Input rows ->
+ + +

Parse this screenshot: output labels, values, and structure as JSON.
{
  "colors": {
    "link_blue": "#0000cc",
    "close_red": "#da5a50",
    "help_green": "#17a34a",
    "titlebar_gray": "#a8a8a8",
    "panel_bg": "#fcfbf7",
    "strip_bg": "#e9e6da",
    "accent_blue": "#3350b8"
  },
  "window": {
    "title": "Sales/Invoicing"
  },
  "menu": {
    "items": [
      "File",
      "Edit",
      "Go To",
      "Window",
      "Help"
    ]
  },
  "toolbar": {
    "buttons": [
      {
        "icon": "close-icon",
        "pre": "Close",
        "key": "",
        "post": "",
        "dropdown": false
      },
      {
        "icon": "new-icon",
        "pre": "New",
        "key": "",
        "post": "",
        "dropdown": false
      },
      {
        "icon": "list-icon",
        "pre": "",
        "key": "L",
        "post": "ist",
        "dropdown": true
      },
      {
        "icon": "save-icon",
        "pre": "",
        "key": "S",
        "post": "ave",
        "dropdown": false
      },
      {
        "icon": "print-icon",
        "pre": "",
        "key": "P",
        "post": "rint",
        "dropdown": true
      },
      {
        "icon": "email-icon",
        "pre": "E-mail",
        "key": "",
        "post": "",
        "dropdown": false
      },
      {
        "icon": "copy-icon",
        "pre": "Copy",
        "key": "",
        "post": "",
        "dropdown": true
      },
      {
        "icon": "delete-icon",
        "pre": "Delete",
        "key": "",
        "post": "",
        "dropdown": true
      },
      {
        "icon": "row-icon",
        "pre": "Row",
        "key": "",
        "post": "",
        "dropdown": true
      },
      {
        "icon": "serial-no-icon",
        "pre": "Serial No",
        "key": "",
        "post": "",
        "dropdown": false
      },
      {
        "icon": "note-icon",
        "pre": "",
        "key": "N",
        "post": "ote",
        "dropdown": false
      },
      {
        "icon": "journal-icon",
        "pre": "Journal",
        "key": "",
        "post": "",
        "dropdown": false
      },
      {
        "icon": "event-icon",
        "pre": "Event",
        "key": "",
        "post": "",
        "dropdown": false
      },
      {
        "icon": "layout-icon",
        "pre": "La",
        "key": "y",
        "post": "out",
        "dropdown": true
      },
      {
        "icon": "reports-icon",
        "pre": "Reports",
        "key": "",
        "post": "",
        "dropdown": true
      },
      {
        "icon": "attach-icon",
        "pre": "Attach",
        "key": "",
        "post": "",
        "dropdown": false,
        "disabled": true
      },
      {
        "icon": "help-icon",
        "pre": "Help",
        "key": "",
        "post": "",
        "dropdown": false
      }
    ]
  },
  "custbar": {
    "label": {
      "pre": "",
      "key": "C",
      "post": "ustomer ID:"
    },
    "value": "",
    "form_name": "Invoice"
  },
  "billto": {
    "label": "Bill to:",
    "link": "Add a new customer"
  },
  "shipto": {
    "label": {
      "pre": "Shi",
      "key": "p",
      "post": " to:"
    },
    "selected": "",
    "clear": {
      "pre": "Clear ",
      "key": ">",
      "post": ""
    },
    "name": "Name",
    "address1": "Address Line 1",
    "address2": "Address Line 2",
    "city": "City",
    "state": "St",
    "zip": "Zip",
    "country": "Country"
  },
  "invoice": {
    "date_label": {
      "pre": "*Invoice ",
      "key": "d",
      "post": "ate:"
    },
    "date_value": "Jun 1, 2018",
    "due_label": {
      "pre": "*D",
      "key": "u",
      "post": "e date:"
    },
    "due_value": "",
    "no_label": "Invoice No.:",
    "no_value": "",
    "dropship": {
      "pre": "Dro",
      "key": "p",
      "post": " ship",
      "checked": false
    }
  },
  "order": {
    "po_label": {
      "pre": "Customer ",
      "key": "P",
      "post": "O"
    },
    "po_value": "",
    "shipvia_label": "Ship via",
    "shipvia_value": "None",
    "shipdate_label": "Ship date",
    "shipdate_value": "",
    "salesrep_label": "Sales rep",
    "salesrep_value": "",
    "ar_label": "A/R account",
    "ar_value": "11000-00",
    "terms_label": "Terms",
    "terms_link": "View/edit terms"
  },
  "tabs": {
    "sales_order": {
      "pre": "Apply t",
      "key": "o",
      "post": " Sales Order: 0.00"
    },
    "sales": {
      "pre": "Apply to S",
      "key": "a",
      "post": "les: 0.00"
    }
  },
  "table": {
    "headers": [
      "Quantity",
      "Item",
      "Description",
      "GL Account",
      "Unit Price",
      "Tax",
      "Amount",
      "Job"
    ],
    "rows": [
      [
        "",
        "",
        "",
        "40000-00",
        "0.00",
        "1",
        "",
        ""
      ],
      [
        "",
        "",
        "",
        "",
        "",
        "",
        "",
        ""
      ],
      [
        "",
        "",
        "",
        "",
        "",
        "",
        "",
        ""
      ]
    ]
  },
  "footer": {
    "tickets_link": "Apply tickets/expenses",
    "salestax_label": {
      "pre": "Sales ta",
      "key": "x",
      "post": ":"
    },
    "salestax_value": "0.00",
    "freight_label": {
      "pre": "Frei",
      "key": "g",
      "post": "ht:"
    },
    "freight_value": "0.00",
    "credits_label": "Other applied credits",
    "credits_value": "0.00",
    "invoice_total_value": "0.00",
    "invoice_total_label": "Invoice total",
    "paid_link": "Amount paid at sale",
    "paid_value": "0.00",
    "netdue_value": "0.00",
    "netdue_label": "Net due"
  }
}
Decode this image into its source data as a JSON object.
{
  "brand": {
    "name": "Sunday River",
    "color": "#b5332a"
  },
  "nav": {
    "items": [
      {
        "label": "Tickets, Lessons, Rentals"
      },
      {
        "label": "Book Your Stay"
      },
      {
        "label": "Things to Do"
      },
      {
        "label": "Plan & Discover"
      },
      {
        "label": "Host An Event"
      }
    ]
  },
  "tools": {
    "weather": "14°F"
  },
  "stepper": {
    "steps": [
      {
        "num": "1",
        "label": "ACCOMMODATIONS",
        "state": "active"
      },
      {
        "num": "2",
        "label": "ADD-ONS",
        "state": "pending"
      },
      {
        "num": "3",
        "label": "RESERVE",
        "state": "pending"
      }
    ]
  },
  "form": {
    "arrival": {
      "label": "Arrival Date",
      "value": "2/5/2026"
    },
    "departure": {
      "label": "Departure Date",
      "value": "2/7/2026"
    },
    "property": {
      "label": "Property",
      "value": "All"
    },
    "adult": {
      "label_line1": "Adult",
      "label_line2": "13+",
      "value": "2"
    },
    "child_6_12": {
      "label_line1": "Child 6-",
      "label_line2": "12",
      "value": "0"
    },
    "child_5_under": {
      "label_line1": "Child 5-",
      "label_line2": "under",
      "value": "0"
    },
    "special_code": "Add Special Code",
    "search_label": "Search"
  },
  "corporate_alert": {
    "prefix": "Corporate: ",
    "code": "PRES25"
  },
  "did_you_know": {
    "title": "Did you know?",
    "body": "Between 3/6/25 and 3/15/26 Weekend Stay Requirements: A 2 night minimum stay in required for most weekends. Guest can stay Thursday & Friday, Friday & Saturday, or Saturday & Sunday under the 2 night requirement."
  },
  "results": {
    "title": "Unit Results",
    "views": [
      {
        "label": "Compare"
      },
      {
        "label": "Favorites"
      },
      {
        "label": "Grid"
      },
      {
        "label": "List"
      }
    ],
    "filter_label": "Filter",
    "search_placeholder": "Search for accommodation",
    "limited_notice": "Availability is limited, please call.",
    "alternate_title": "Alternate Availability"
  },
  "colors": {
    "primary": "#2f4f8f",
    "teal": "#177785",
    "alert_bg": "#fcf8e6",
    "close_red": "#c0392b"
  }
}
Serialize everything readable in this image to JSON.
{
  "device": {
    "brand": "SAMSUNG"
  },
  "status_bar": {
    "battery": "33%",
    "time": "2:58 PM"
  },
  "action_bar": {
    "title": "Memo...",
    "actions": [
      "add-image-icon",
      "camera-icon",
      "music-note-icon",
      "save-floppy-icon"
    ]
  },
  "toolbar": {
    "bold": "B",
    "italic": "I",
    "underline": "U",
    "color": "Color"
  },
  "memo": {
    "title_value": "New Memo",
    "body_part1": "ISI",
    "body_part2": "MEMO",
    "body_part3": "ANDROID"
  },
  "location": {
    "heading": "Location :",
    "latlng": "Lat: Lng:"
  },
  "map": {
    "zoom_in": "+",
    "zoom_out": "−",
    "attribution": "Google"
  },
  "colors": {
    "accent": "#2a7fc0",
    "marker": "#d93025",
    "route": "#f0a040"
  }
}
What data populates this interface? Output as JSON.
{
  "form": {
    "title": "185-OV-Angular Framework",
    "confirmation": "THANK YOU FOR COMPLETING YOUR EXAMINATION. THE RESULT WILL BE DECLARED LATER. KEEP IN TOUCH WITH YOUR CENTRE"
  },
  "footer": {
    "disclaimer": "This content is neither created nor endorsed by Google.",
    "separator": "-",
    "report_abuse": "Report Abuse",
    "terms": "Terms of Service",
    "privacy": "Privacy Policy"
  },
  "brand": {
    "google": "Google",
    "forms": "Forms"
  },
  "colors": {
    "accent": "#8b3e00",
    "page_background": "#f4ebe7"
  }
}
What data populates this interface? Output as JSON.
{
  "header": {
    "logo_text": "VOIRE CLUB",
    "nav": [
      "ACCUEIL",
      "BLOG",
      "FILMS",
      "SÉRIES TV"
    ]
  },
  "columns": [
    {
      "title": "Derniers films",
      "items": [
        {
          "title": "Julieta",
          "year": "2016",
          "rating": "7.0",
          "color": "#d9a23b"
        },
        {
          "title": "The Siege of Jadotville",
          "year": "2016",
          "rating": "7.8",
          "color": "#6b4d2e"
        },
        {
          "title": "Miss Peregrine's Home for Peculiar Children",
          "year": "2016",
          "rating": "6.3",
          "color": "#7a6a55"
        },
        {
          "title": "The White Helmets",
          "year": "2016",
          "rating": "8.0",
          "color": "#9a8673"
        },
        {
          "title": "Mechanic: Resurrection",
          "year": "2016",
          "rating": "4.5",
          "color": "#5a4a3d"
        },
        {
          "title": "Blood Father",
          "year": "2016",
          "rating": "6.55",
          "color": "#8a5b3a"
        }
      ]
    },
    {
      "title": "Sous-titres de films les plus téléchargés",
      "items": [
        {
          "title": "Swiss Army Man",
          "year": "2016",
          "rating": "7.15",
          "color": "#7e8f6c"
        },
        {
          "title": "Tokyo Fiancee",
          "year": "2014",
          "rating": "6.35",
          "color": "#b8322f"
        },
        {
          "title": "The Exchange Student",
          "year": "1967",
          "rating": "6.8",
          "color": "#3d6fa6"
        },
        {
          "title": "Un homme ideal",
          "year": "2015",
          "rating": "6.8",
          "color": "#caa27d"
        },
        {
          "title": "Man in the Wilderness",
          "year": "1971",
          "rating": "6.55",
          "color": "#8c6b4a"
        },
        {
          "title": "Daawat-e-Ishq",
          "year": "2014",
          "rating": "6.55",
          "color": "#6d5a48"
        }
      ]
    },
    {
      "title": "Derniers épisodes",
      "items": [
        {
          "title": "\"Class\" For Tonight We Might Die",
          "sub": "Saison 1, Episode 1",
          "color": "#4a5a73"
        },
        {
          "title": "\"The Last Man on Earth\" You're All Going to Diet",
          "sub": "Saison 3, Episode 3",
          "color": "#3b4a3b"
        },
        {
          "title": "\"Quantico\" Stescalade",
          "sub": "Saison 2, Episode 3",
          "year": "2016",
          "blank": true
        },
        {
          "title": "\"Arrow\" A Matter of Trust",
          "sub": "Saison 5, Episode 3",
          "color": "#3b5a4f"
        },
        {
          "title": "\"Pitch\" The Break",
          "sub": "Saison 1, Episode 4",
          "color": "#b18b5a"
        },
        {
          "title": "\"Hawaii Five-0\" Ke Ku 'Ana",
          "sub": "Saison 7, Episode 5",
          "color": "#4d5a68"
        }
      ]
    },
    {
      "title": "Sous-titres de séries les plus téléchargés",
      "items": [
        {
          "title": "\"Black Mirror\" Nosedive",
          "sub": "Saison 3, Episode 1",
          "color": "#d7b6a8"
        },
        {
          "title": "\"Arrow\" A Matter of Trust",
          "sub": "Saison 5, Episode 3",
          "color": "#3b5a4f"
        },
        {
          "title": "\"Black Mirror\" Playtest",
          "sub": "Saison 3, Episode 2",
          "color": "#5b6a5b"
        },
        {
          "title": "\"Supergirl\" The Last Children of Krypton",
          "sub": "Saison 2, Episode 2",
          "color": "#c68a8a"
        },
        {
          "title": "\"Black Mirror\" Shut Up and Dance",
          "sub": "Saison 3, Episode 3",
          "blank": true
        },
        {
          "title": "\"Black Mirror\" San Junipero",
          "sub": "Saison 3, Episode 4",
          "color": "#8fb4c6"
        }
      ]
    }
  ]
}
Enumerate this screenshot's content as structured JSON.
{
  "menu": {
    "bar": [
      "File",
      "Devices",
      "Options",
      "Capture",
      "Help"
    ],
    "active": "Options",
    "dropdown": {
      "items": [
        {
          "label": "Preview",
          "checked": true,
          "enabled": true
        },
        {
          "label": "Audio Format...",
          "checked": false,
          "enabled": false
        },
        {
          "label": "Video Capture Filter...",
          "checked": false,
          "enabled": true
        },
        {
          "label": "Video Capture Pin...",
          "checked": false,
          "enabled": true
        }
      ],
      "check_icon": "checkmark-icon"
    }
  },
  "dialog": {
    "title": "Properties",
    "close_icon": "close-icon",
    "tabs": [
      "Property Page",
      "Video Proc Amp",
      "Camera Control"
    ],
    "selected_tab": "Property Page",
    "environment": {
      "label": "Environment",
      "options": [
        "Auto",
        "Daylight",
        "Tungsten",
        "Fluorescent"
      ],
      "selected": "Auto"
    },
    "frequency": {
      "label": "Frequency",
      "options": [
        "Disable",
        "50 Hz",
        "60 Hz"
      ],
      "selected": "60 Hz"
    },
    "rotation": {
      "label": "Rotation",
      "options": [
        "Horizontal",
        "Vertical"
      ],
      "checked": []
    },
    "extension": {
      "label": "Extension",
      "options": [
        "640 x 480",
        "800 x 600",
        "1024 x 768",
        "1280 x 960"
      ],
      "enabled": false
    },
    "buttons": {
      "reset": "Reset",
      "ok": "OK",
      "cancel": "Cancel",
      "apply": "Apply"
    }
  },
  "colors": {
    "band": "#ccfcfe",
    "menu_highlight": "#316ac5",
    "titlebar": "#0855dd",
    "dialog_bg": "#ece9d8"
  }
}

+ + +

Every line in the data that holds "Availability" should be copied out.

Result of the exercise ->
    "limited_notice": "Availability is limited, please call.",
    "alternate_title": "Alternate Availability"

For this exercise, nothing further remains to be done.